→ **Data excerpts**

**********

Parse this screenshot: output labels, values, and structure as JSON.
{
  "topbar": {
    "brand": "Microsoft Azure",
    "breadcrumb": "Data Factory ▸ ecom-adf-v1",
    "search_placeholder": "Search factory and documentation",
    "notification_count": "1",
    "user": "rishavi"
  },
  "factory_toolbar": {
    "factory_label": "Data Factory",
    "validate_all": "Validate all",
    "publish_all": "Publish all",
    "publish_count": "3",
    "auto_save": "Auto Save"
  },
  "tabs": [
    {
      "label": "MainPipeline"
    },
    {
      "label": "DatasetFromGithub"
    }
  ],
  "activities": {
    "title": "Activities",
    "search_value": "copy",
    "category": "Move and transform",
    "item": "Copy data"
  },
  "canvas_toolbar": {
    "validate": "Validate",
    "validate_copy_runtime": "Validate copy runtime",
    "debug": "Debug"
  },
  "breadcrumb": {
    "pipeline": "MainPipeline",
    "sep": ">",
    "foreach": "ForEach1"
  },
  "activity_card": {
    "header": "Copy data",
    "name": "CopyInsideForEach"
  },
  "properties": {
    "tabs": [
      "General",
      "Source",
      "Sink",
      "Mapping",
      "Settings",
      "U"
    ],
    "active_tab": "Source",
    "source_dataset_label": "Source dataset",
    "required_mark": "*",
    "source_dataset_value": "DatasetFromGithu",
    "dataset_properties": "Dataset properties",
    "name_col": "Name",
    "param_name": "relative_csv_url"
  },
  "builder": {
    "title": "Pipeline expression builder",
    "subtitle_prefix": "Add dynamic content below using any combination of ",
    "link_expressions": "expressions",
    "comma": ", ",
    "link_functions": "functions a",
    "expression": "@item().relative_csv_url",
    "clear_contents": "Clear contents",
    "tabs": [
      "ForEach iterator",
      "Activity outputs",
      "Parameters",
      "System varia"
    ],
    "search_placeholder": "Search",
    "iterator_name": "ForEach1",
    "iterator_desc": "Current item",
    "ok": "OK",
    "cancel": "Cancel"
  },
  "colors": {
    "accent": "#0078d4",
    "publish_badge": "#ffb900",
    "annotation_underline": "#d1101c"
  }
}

**********

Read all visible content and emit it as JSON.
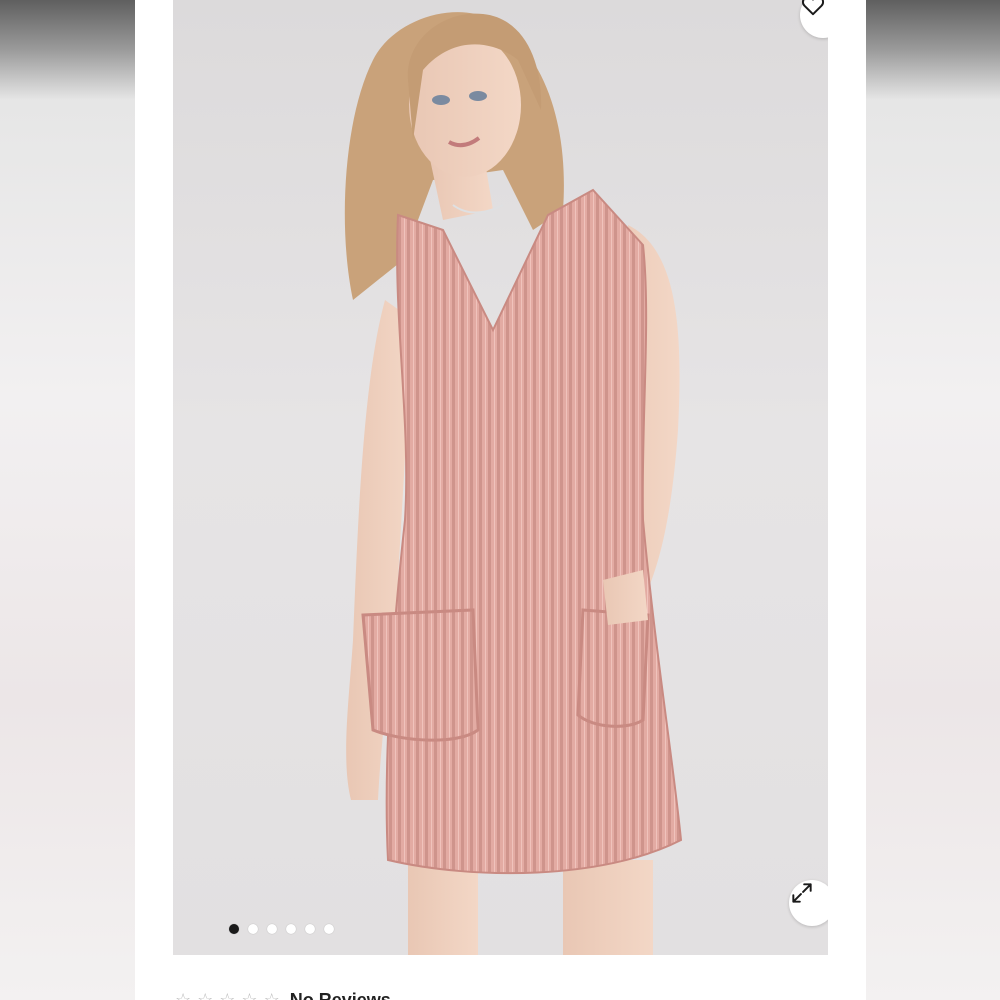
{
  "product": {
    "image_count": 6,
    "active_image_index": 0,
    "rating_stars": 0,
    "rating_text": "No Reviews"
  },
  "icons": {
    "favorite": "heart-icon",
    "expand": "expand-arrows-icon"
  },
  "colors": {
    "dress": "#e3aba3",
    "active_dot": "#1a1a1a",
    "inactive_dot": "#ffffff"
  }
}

**********

→ **WHAT YOU HAVE TO DO**
Tally the lines in the listing that hold "properties" and report the number alone.

→ **PROBLEM SOLUTION**
2